### Records supplied
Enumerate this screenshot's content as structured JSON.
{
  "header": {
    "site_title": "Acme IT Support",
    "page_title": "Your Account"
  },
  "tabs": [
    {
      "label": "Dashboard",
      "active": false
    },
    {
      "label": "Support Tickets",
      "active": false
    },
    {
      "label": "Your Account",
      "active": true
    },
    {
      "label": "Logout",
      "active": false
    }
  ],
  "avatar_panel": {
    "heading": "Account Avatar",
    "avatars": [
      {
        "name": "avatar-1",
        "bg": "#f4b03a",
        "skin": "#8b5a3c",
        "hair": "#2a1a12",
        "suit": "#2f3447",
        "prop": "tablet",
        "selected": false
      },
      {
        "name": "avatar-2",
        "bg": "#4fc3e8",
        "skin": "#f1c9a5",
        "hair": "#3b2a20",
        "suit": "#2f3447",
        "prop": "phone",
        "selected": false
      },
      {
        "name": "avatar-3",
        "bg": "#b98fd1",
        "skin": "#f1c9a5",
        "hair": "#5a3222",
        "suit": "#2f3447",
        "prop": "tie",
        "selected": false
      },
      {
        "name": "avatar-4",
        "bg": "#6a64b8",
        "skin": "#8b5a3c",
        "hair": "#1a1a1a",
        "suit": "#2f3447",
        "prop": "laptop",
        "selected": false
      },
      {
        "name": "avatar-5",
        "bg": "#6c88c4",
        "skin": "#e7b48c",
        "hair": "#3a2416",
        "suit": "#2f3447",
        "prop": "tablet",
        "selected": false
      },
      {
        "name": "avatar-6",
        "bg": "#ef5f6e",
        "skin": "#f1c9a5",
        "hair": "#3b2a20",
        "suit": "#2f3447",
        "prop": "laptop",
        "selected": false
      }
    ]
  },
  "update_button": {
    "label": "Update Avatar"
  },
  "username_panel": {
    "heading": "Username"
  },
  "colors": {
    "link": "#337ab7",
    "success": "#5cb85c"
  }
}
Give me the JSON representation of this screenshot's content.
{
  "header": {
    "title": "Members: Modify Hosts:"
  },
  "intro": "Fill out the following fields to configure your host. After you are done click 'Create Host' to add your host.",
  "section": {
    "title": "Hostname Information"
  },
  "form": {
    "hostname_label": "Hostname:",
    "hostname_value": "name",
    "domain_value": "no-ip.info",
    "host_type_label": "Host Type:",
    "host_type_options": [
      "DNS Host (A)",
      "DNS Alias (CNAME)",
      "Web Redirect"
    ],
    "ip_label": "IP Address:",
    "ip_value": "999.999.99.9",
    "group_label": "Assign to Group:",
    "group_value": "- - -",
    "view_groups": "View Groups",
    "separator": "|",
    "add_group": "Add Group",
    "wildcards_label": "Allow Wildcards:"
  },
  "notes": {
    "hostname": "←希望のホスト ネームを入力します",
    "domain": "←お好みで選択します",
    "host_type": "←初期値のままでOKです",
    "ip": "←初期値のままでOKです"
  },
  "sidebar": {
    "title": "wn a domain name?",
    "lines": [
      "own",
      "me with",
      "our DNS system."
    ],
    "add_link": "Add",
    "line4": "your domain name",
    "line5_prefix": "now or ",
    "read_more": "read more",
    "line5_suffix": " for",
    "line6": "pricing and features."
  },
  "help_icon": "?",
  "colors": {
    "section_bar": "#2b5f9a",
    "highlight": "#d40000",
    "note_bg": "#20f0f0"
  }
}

### What is asked
Please restate the data word for word, every record included.

### Exercise answer
Enumerate this screenshot's content as structured JSON.
{
  "header": {
    "site_title": "Acme IT Support",
    "page_title": "Your Account"
  },
  "tabs": [
    {
      "label": "Dashboard",
      "active": false
    },
    {
      "label": "Support Tickets",
      "active": false
    },
    {
      "label": "Your Account",
      "active": true
    },
    {
      "label": "Logout",
      "active": false
    }
  ],
  "avatar_panel": {
    "heading": "Account Avatar",
    "avatars": [
      {
        "name": "avatar-1",
        "bg": "#f4b03a",
        "skin": "#8b5a3c",
        "hair": "#2a1a12",
        "suit": "#2f3447",
        "prop": "tablet",
        "selected": false
      },
      {
        "name": "avatar-2",
        "bg": "#4fc3e8",
        "skin": "#f1c9a5",
        "hair": "#3b2a20",
        "suit": "#2f3447",
        "prop": "phone",
        "selected": false
      },
      {
        "name": "avatar-3",
        "bg": "#b98fd1",
        "skin": "#f1c9a5",
        "hair": "#5a3222",
        "suit": "#2f3447",
        "prop": "tie",
        "selected": false
      },
      {
        "name": "avatar-4",
        "bg": "#6a64b8",
        "skin": "#8b5a3c",
        "hair": "#1a1a1a",
        "suit": "#2f3447",
        "prop": "laptop",
        "selected": false
      },
      {
        "name": "avatar-5",
        "bg": "#6c88c4",
        "skin": "#e7b48c",
        "hair": "#3a2416",
        "suit": "#2f3447",
        "prop": "tablet",
        "selected": false
      },
      {
        "name": "avatar-6",
        "bg": "#ef5f6e",
        "skin": "#f1c9a5",
        "hair": "#3b2a20",
        "suit": "#2f3447",
        "prop": "laptop",
        "selected": false
      }
    ]
  },
  "update_button": {
    "label": "Update Avatar"
  },
  "username_panel": {
    "heading": "Username"
  },
  "colors": {
    "link": "#337ab7",
    "success": "#5cb85c"
  }
}
Give me the JSON representation of this screenshot's content.
{
  "header": {
    "title": "Members: Modify Hosts:"
  },
  "intro": "Fill out the following fields to configure your host. After you are done click 'Create Host' to add your host.",
  "section": {
    "title": "Hostname Information"
  },
  "form": {
    "hostname_label": "Hostname:",
    "hostname_value": "name",
    "domain_value": "no-ip.info",
    "host_type_label": "Host Type:",
    "host_type_options": [
      "DNS Host (A)",
      "DNS Alias (CNAME)",
      "Web Redirect"
    ],
    "ip_label": "IP Address:",
    "ip_value": "999.999.99.9",
    "group_label": "Assign to Group:",
    "group_value": "- - -",
    "view_groups": "View Groups",
    "separator": "|",
    "add_group": "Add Group",
    "wildcards_label": "Allow Wildcards:"
  },
  "notes": {
    "hostname": "←希望のホスト ネームを入力します",
    "domain": "←お好みで選択します",
    "host_type": "←初期値のままでOKです",
    "ip": "←初期値のままでOKです"
  },
  "sidebar": {
    "title": "wn a domain name?",
    "lines": [
      "own",
      "me with",
      "our DNS system."
    ],
    "add_link": "Add",
    "line4": "your domain name",
    "line5_prefix": "now or ",
    "read_more": "read more",
    "line5_suffix": " for",
    "line6": "pricing and features."
  },
  "help_icon": "?",
  "colors": {
    "section_bar": "#2b5f9a",
    "highlight": "#d40000",
    "note_bg": "#20f0f0"
  }
}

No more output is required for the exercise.